* REQUIREMENTS: Wherever the word "this" appears in a line, extract that line.

* RECORD LIST:

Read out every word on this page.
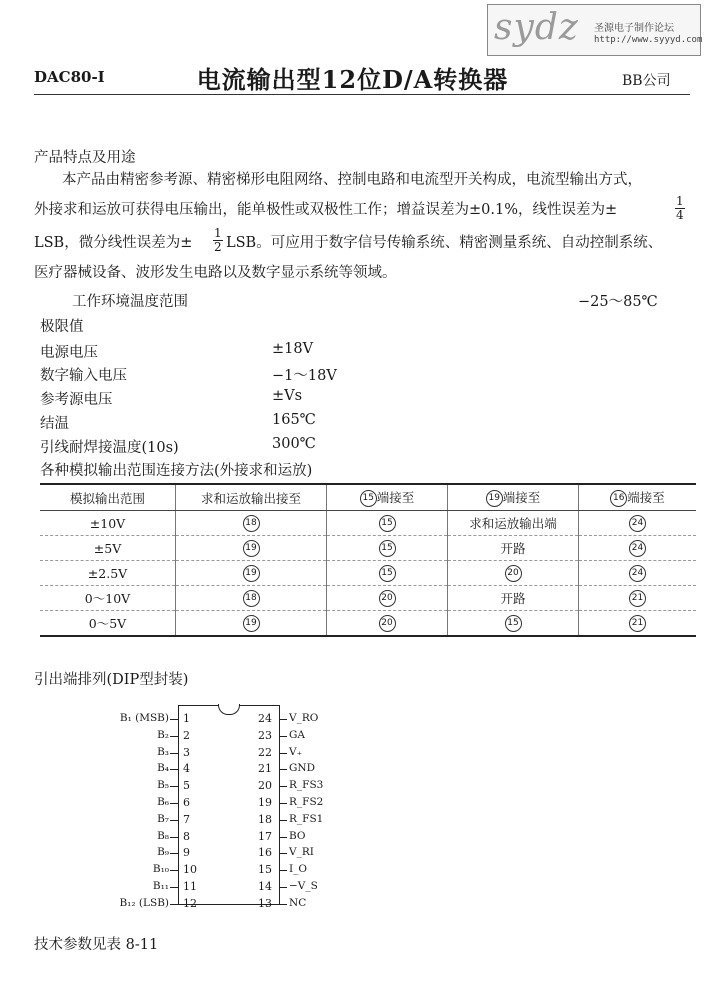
sydz 圣源电子制作论坛
http://www.syyyd.com
DAC80-I	电流输出型12位D/A转换器	BB公司
产品特点及用途
本产品由精密参考源、精密梯形电阻网络、控制电路和电流型开关构成，电流型输出方式，
外接求和运放可获得电压输出，能单极性或双极性工作；增益误差为±0.1%，线性误差为±	$\frac{1}{4}$
LSB，微分线性误差为± $\frac{1}{2}$ LSB。可应用于数字信号传输系统、精密测量系统、自动控制系统、
医疗器械设备、波形发生电路以及数字显示系统等领域。
工作环境温度范围	−25～85℃
极限值
电源电压	±18V
数字输入电压	−1～18V
参考源电压	±Vs
结温	165℃
引线耐焊接温度(10s)	300℃
各种模拟输出范围连接方法(外接求和运放)
模拟输出范围	求和运放输出接至	15 端接至	19 端接至	16 端接至
±10V	18	15	求和运放输出端	24
±5V	19	15	开路	24
±2.5V	19	15	20	24
0～10V	18	20	开路	21
0～5V	19	20	15	21
引出端排列(DIP型封装)
1
B₁ (MSB)
2
B₂
3
B₃
4
B₄
5
B₅
6
B₆
7
B₇
8
B₈
9
B₉
10
B₁₀
11
B₁₁
12
B₁₂ (LSB)
24 V_RO
23 GA
22 V₊
21 GND
20 R_FS3
19 R_FS2
18 R_FS1
17 BO
16 V_RI
15 I_O
14 −V_S
13 NC
技术参数见表 8-11
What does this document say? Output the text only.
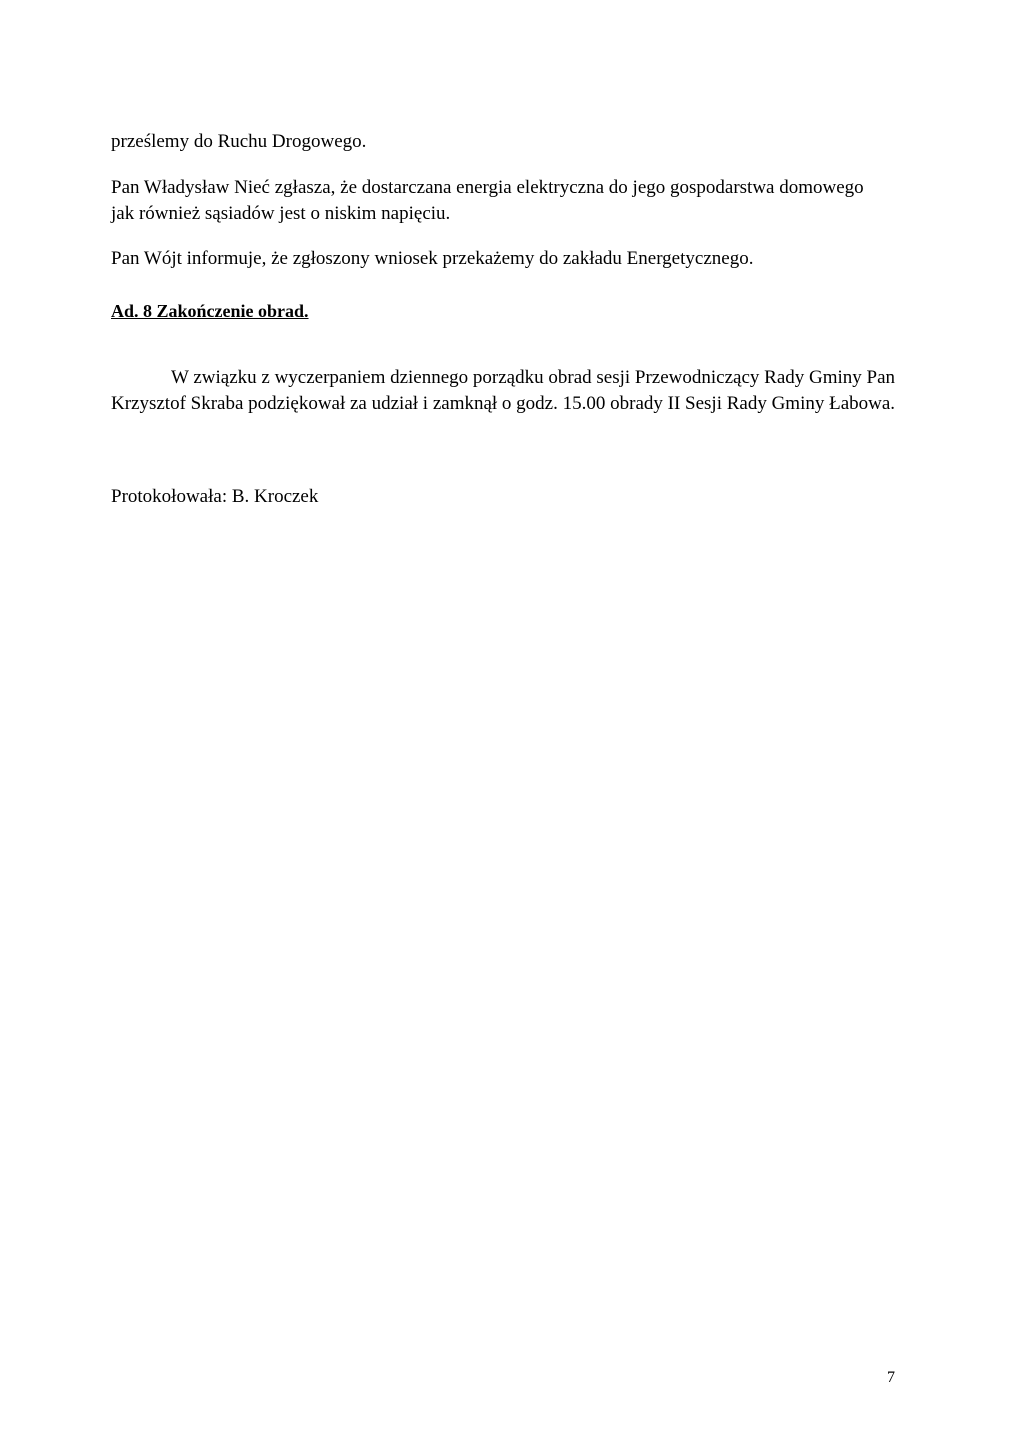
prześlemy do Ruchu Drogowego.

Pan Władysław Nieć zgłasza, że dostarczana energia elektryczna do jego gospodarstwa domowego jak również sąsiadów jest o niskim napięciu.

Pan Wójt informuje, że zgłoszony wniosek przekażemy do zakładu Energetycznego.

Ad. 8 Zakończenie obrad.

W związku z wyczerpaniem dziennego porządku obrad sesji Przewodniczący Rady Gminy Pan Krzysztof Skraba podziękował za udział i zamknął o godz. 15.00 obrady II Sesji Rady Gminy Łabowa.

Protokołowała: B. Kroczek

7
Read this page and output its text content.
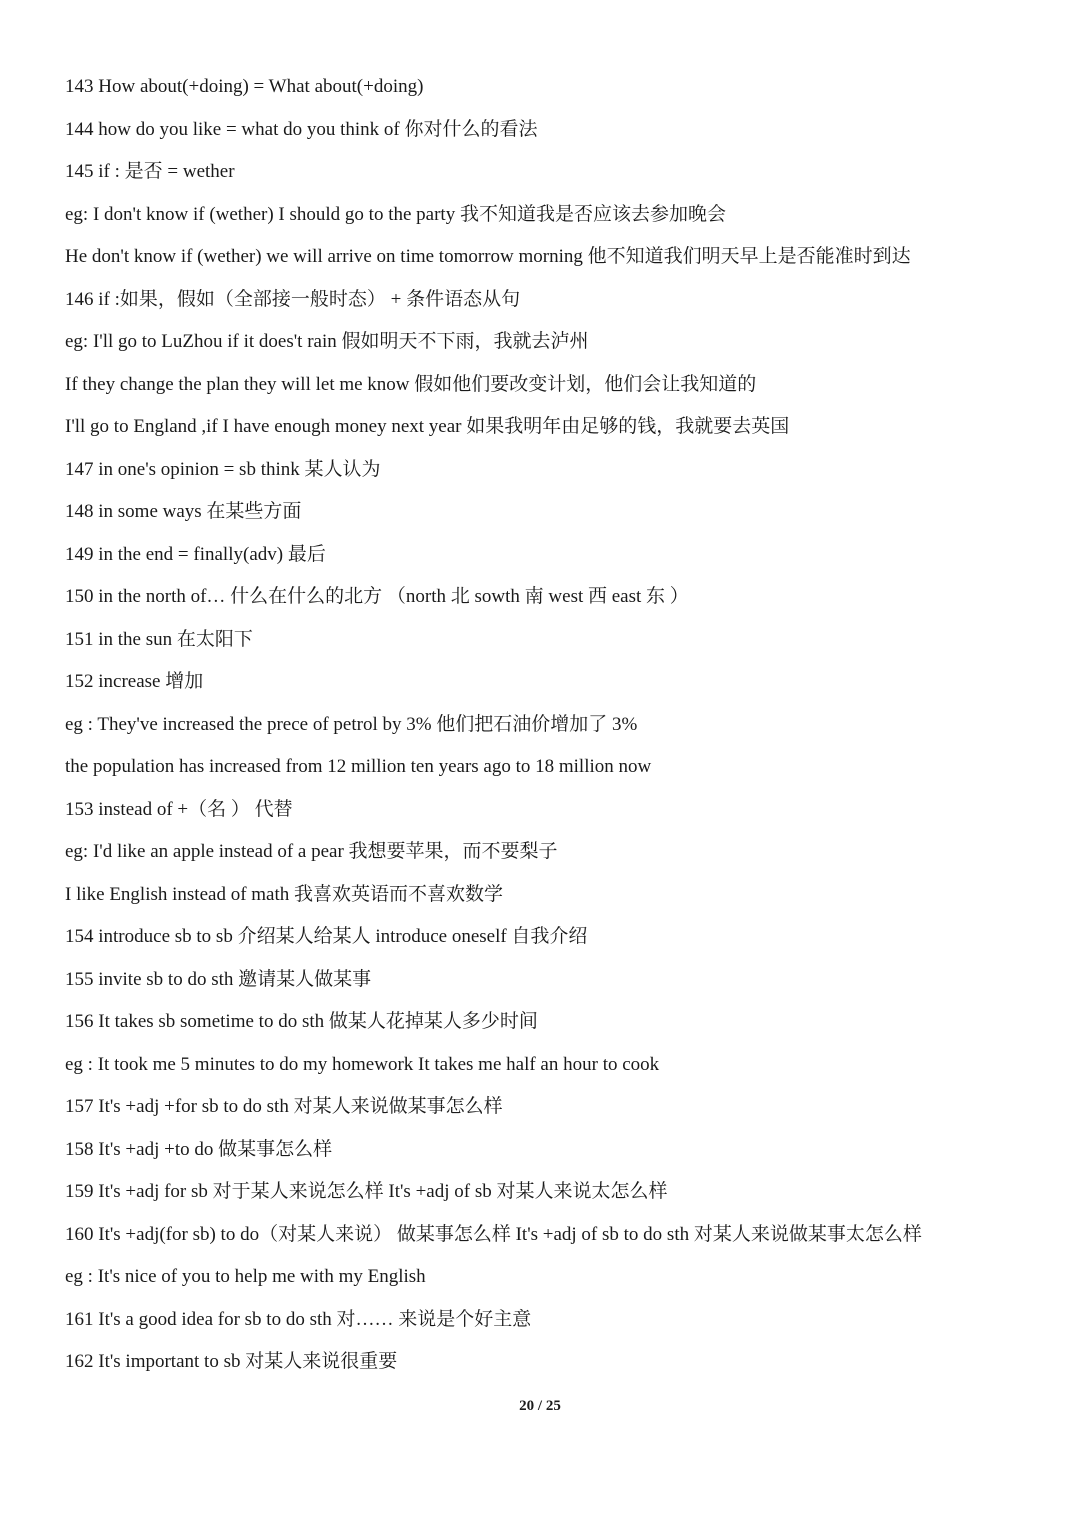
143 How about(+doing) = What about(+doing)
144 how do you like = what do you think of 你对什么的看法
145 if : 是否 = wether
eg: I don't know if (wether) I should go to the party 我不知道我是否应该去参加晚会
He don't know if (wether) we will arrive on time tomorrow morning 他不知道我们明天早上是否能准时到达
146 if :如果，假如（全部接一般时态） + 条件语态从句
eg: I'll go to LuZhou if it does't rain 假如明天不下雨，我就去泸州
If they change the plan they will let me know 假如他们要改变计划，他们会让我知道的
I'll go to England ,if I have enough money next year 如果我明年由足够的钱，我就要去英国
147 in one's opinion = sb think 某人认为
148 in some ways 在某些方面
149 in the end = finally(adv) 最后
150 in the north of… 什么在什么的北方 （north 北 sowth 南 west 西 east 东 ）
151 in the sun 在太阳下
152 increase 增加
eg : They've increased the prece of petrol by 3% 他们把石油价增加了 3%
the population has increased from 12 million ten years ago to 18 million now
153 instead of +（名 ） 代替
eg: I'd like an apple instead of a pear 我想要苹果，而不要梨子
I like English instead of math 我喜欢英语而不喜欢数学
154 introduce sb to sb 介绍某人给某人 introduce oneself 自我介绍
155 invite sb to do sth 邀请某人做某事
156 It takes sb sometime to do sth 做某人花掉某人多少时间
eg : It took me 5 minutes to do my homework It takes me half an hour to cook
157 It's +adj +for sb to do sth 对某人来说做某事怎么样
158 It's +adj +to do 做某事怎么样
159 It's +adj for sb 对于某人来说怎么样 It's +adj of sb 对某人来说太怎么样
160 It's +adj(for sb) to do（对某人来说） 做某事怎么样 It's +adj of sb to do sth 对某人来说做某事太怎么样
eg : It's nice of you to help me with my English
161 It's a good idea for sb to do sth 对…… 来说是个好主意
162 It's important to sb 对某人来说很重要
20 / 25
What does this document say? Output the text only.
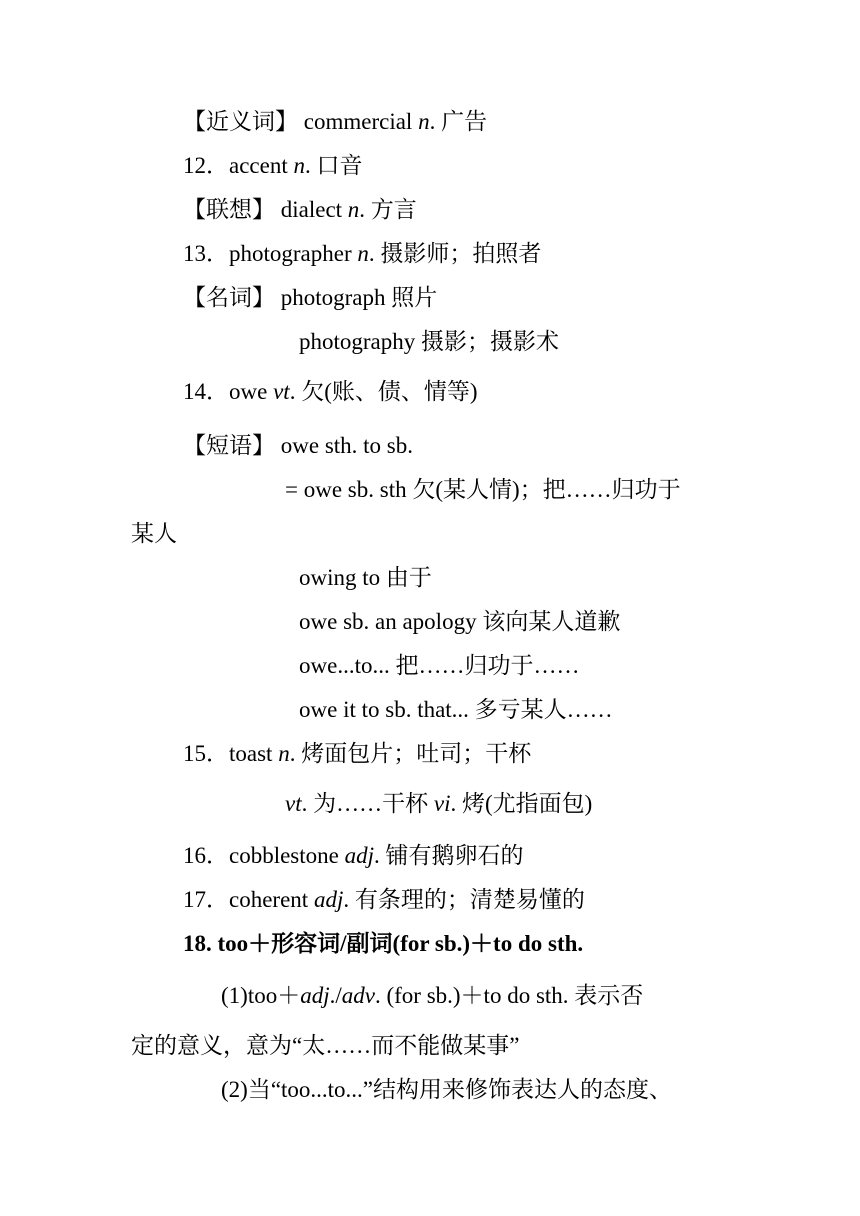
【近义词】 commercial n. 广告
12．accent n. 口音
【联想】 dialect n. 方言
13．photographer n. 摄影师；拍照者
【名词】 photograph 照片
photography 摄影；摄影术
14．owe vt. 欠(账、债、情等)
【短语】 owe sth. to sb.
= owe sb. sth 欠(某人情)；把……归功于
某人
owing to 由于
owe sb. an apology 该向某人道歉
owe...to... 把……归功于……
owe it to sb. that... 多亏某人……
15．toast n. 烤面包片；吐司；干杯
vt. 为……干杯 vi. 烤(尤指面包)
16．cobblestone adj. 铺有鹅卵石的
17．coherent adj. 有条理的；清楚易懂的
18. too＋形容词/副词(for sb.)＋to do sth.
(1)too＋adj./adv. (for sb.)＋to do sth. 表示否
定的意义，意为“太……而不能做某事”
(2)当“too...to...”结构用来修饰表达人的态度、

* IN RESPONSE:
Read out every word on this page.
What does this document say? Output the text only.
Read this page and output its text content.
What does this document say? Output the text only.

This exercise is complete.